> **Goal of the exercise**: Give every entry again, word for word and in full.

> **Records provided**:
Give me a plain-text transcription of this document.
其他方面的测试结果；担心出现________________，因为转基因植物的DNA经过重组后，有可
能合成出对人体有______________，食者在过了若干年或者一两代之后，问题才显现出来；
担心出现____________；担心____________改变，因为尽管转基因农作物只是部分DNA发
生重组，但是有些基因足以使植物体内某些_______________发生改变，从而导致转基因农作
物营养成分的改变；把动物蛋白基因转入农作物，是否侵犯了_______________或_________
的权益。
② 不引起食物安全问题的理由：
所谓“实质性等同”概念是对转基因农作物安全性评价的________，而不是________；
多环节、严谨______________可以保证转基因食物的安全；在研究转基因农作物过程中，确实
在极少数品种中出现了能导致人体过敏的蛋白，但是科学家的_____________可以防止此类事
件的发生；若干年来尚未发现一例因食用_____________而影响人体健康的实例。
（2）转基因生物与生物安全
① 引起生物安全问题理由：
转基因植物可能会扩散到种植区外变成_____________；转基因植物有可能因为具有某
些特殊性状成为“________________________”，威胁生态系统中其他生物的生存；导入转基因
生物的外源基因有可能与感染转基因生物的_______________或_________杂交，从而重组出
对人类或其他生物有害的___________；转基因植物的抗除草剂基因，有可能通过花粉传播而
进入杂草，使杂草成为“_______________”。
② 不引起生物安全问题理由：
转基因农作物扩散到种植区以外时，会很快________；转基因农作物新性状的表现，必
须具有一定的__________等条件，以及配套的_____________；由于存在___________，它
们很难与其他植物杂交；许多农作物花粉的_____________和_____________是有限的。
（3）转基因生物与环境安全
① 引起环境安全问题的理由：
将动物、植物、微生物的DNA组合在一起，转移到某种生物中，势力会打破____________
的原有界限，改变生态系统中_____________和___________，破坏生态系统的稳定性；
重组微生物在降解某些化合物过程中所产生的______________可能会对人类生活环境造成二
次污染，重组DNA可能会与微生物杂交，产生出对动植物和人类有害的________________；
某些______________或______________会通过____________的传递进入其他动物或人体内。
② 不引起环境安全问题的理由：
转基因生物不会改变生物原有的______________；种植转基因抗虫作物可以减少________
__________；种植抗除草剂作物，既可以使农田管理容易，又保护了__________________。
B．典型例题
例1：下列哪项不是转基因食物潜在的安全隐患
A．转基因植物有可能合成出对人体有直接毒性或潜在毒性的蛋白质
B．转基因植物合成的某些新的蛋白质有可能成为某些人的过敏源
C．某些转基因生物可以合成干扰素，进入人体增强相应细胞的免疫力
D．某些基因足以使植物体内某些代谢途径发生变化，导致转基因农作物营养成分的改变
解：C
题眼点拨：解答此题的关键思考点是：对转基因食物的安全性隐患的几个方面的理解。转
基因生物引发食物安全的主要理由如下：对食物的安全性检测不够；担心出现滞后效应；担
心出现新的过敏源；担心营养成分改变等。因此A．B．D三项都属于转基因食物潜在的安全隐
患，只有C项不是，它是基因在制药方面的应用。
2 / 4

> **Solution for this task**:
Give me a plain-text transcription of this document.
其他方面的测试结果；担心出现________________，因为转基因植物的DNA经过重组后，有可
能合成出对人体有______________，食者在过了若干年或者一两代之后，问题才显现出来；
担心出现____________；担心____________改变，因为尽管转基因农作物只是部分DNA发
生重组，但是有些基因足以使植物体内某些_______________发生改变，从而导致转基因农作
物营养成分的改变；把动物蛋白基因转入农作物，是否侵犯了_______________或_________
的权益。
② 不引起食物安全问题的理由：
所谓“实质性等同”概念是对转基因农作物安全性评价的________，而不是________；
多环节、严谨______________可以保证转基因食物的安全；在研究转基因农作物过程中，确实
在极少数品种中出现了能导致人体过敏的蛋白，但是科学家的_____________可以防止此类事
件的发生；若干年来尚未发现一例因食用_____________而影响人体健康的实例。
（2）转基因生物与生物安全
① 引起生物安全问题理由：
转基因植物可能会扩散到种植区外变成_____________；转基因植物有可能因为具有某
些特殊性状成为“________________________”，威胁生态系统中其他生物的生存；导入转基因
生物的外源基因有可能与感染转基因生物的_______________或_________杂交，从而重组出
对人类或其他生物有害的___________；转基因植物的抗除草剂基因，有可能通过花粉传播而
进入杂草，使杂草成为“_______________”。
② 不引起生物安全问题理由：
转基因农作物扩散到种植区以外时，会很快________；转基因农作物新性状的表现，必
须具有一定的__________等条件，以及配套的_____________；由于存在___________，它
们很难与其他植物杂交；许多农作物花粉的_____________和_____________是有限的。
（3）转基因生物与环境安全
① 引起环境安全问题的理由：
将动物、植物、微生物的DNA组合在一起，转移到某种生物中，势力会打破____________
的原有界限，改变生态系统中_____________和___________，破坏生态系统的稳定性；
重组微生物在降解某些化合物过程中所产生的______________可能会对人类生活环境造成二
次污染，重组DNA可能会与微生物杂交，产生出对动植物和人类有害的________________；
某些______________或______________会通过____________的传递进入其他动物或人体内。
② 不引起环境安全问题的理由：
转基因生物不会改变生物原有的______________；种植转基因抗虫作物可以减少________
__________；种植抗除草剂作物，既可以使农田管理容易，又保护了__________________。
B．典型例题
例1：下列哪项不是转基因食物潜在的安全隐患
A．转基因植物有可能合成出对人体有直接毒性或潜在毒性的蛋白质
B．转基因植物合成的某些新的蛋白质有可能成为某些人的过敏源
C．某些转基因生物可以合成干扰素，进入人体增强相应细胞的免疫力
D．某些基因足以使植物体内某些代谢途径发生变化，导致转基因农作物营养成分的改变
解：C
题眼点拨：解答此题的关键思考点是：对转基因食物的安全性隐患的几个方面的理解。转
基因生物引发食物安全的主要理由如下：对食物的安全性检测不够；担心出现滞后效应；担
心出现新的过敏源；担心营养成分改变等。因此A．B．D三项都属于转基因食物潜在的安全隐
患，只有C项不是，它是基因在制药方面的应用。
2 / 4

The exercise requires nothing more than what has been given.